*** Listed entries
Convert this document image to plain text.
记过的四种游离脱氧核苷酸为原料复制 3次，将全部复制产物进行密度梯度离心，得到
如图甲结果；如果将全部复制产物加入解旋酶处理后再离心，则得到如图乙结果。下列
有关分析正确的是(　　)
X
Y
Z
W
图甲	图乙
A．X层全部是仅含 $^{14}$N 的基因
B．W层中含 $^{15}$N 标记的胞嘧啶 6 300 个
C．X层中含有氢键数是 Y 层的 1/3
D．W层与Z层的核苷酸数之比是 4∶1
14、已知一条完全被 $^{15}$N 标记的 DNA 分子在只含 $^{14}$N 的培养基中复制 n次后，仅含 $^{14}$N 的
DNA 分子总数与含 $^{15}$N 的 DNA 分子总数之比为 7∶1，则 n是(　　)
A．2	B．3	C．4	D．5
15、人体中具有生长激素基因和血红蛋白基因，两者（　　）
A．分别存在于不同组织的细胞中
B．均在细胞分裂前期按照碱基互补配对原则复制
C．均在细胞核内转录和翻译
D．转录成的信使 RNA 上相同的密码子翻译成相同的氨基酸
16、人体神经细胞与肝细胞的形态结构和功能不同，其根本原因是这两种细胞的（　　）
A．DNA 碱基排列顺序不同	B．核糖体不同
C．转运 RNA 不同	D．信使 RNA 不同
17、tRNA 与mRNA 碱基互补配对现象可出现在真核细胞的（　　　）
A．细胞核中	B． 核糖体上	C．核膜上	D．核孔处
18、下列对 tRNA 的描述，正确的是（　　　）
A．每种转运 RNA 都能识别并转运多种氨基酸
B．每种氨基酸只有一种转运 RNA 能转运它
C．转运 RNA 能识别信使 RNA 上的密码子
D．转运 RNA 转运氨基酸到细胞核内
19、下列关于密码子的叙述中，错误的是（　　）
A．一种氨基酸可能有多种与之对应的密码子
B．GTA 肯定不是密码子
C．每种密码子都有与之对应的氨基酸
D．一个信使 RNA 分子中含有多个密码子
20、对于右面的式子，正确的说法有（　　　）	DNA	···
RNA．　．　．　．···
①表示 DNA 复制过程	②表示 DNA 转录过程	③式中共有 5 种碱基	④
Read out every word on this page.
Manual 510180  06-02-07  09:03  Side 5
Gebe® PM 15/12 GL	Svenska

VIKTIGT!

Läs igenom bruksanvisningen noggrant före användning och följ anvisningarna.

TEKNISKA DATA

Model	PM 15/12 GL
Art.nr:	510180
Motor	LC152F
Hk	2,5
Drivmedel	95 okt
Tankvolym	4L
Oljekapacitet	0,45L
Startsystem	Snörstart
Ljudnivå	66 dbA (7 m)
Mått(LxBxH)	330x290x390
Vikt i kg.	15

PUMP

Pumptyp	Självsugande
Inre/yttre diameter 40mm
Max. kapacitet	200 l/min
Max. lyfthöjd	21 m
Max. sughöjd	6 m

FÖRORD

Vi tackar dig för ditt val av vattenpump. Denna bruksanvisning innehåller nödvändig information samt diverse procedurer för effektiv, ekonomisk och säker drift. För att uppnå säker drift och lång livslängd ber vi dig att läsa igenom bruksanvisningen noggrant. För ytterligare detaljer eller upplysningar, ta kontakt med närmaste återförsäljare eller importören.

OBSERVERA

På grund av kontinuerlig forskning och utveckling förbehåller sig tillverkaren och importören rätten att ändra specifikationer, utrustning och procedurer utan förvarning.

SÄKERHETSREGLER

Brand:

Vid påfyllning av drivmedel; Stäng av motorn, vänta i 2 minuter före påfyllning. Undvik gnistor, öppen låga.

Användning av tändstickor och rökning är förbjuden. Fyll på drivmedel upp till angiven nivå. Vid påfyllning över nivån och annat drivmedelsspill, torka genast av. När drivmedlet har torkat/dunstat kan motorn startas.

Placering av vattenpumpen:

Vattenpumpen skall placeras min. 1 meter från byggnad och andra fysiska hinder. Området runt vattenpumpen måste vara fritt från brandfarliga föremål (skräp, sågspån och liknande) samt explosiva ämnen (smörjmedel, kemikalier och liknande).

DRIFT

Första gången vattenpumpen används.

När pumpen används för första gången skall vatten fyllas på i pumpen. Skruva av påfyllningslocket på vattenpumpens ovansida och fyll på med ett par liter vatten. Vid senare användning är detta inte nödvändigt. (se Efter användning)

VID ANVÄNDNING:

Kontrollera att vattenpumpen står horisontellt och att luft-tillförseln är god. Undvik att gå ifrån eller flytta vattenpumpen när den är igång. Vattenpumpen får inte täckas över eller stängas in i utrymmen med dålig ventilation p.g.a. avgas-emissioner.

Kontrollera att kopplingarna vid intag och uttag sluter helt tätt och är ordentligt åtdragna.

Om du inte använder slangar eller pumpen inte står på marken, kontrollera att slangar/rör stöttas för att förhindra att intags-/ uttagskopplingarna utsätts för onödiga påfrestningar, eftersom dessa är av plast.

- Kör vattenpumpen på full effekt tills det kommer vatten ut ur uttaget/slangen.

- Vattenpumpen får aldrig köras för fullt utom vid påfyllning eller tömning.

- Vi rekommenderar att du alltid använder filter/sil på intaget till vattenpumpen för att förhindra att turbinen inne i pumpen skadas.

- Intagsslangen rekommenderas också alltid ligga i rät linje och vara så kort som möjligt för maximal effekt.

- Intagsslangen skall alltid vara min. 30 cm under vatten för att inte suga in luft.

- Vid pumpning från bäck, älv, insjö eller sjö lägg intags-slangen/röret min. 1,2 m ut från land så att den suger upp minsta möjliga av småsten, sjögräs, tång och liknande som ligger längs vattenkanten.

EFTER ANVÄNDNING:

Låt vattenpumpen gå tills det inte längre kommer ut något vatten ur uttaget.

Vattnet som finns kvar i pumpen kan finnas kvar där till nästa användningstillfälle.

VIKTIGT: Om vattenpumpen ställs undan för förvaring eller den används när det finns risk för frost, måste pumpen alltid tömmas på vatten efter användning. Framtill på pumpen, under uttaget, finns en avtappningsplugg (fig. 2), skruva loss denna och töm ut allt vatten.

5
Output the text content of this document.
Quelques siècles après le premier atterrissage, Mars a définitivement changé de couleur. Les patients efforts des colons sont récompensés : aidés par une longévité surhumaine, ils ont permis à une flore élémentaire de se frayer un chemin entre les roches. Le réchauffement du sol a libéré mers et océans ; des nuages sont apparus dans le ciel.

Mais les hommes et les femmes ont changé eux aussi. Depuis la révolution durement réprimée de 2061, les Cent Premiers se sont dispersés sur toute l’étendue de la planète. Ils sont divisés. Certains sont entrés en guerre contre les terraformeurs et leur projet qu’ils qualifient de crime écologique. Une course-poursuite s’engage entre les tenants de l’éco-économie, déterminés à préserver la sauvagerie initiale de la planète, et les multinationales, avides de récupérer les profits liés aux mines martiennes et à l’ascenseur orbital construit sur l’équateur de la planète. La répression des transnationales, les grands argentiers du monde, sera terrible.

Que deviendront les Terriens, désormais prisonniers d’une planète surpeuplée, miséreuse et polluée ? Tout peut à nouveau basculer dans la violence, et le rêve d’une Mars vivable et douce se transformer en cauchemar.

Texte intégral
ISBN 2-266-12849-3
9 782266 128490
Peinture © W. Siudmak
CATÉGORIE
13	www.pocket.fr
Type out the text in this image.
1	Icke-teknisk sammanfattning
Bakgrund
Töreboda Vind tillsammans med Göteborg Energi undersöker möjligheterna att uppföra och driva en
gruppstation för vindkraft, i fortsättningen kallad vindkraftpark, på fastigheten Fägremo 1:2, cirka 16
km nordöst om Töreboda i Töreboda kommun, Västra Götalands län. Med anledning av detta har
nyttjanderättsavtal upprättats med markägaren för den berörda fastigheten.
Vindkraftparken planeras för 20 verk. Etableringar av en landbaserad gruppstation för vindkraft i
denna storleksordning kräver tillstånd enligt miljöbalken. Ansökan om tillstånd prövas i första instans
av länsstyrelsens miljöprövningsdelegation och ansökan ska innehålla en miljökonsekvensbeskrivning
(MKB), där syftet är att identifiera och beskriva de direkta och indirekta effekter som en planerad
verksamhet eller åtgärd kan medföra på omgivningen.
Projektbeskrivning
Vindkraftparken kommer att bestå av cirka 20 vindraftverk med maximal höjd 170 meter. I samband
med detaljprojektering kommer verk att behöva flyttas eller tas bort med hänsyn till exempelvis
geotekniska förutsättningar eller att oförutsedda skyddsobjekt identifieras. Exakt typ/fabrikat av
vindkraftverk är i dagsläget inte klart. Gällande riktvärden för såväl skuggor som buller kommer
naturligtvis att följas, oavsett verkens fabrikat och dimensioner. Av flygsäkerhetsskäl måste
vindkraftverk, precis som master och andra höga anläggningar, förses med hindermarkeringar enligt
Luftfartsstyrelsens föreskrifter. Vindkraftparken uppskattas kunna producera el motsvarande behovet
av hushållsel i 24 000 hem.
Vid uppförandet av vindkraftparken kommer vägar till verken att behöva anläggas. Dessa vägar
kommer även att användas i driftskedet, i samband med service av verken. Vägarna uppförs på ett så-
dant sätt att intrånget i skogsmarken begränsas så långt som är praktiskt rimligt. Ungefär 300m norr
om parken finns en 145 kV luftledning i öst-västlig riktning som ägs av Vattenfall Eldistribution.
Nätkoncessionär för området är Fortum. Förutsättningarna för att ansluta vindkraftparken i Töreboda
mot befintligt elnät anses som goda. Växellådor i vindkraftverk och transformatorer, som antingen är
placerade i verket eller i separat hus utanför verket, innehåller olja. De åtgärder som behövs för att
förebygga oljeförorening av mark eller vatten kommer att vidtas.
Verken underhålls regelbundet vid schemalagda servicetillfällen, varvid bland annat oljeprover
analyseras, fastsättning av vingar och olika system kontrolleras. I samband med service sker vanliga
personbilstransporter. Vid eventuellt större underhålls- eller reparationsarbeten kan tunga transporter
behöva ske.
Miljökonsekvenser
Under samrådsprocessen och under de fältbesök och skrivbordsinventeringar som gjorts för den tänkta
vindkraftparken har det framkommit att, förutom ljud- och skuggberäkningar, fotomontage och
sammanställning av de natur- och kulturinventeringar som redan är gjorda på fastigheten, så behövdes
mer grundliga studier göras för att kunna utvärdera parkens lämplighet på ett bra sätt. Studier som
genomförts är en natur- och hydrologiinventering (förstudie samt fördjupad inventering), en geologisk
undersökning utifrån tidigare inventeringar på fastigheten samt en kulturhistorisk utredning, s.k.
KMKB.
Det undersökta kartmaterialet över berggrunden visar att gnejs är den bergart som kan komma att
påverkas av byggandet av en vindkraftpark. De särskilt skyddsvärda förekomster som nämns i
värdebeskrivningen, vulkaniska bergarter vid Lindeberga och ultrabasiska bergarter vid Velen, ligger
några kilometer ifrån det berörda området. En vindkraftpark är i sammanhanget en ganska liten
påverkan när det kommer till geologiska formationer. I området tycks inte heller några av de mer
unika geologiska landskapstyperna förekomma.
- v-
******
Scan the lines above, and whenever one holds the string "används", copy it.

__Final answer__:
Första gången vattenpumpen används.
När pumpen används för första gången skall vatten fyllas på i pumpen. Skruva av påfyllningslocket på vattenpumpens ovansida och fyll på med ett par liter vatten. Vid senare användning är detta inte nödvändigt. (se Efter användning)
VIKTIGT: Om vattenpumpen ställs undan för förvaring eller den används när det finns risk för frost, måste pumpen alltid tömmas på vatten efter användning. Framtill på pumpen, under uttaget, finns en avtappningsplugg (fig. 2), skruva loss denna och töm ut allt vatten.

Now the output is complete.